Supplied entries:
— START —
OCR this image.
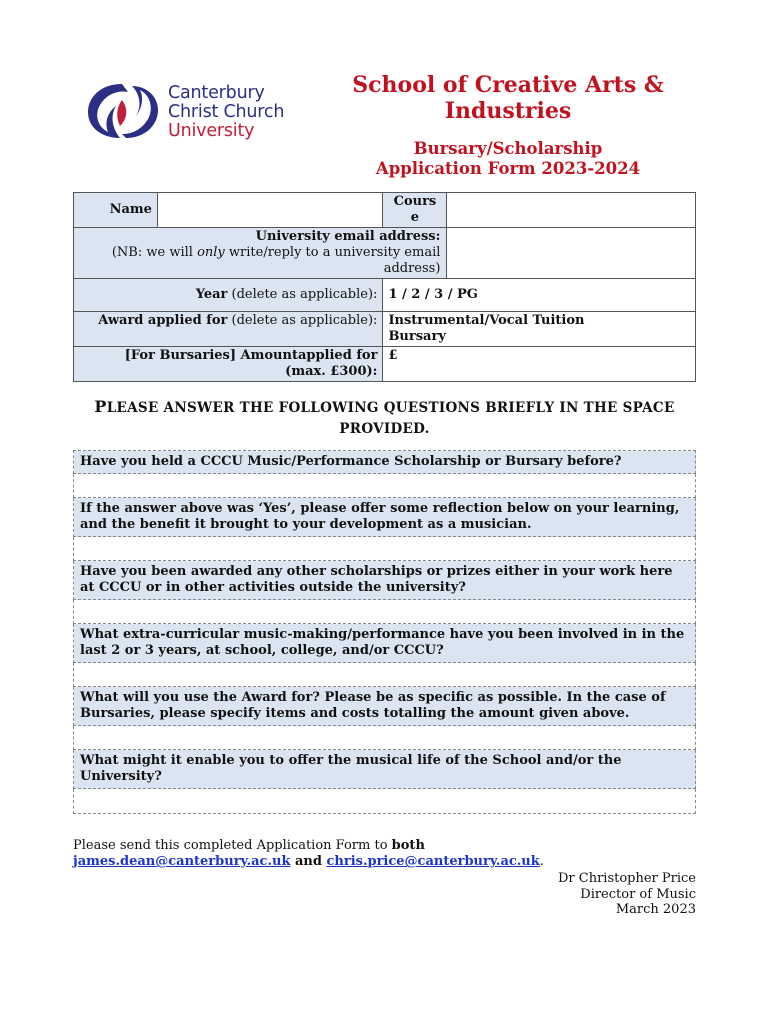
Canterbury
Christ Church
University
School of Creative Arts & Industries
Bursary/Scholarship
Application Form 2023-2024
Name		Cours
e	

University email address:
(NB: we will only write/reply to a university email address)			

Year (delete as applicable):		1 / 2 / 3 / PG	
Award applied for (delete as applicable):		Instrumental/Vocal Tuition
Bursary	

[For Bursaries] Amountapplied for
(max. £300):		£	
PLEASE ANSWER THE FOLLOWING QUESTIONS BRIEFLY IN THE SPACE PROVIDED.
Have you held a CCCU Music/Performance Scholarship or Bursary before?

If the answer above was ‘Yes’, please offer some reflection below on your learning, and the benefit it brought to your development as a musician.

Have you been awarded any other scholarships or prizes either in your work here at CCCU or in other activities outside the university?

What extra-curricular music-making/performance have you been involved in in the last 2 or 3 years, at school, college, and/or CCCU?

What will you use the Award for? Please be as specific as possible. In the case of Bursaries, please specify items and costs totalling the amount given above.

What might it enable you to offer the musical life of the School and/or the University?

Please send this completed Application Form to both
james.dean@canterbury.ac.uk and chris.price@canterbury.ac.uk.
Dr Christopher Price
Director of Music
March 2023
— END —
Task statement: All records should be output exactly, with the pictures left out.

Answer to this task:
OCR this image.
Canterbury
Christ Church
University
School of Creative Arts & Industries
Bursary/Scholarship
Application Form 2023-2024
Name		Cours
e	

University email address:
(NB: we will only write/reply to a university email address)			

Year (delete as applicable):		1 / 2 / 3 / PG	
Award applied for (delete as applicable):		Instrumental/Vocal Tuition
Bursary	

[For Bursaries] Amountapplied for
(max. £300):		£	
PLEASE ANSWER THE FOLLOWING QUESTIONS BRIEFLY IN THE SPACE PROVIDED.
Have you held a CCCU Music/Performance Scholarship or Bursary before?

If the answer above was ‘Yes’, please offer some reflection below on your learning, and the benefit it brought to your development as a musician.

Have you been awarded any other scholarships or prizes either in your work here at CCCU or in other activities outside the university?

What extra-curricular music-making/performance have you been involved in in the last 2 or 3 years, at school, college, and/or CCCU?

What will you use the Award for? Please be as specific as possible. In the case of Bursaries, please specify items and costs totalling the amount given above.

What might it enable you to offer the musical life of the School and/or the University?

Please send this completed Application Form to both
james.dean@canterbury.ac.uk and chris.price@canterbury.ac.uk.
Dr Christopher Price
Director of Music
March 2023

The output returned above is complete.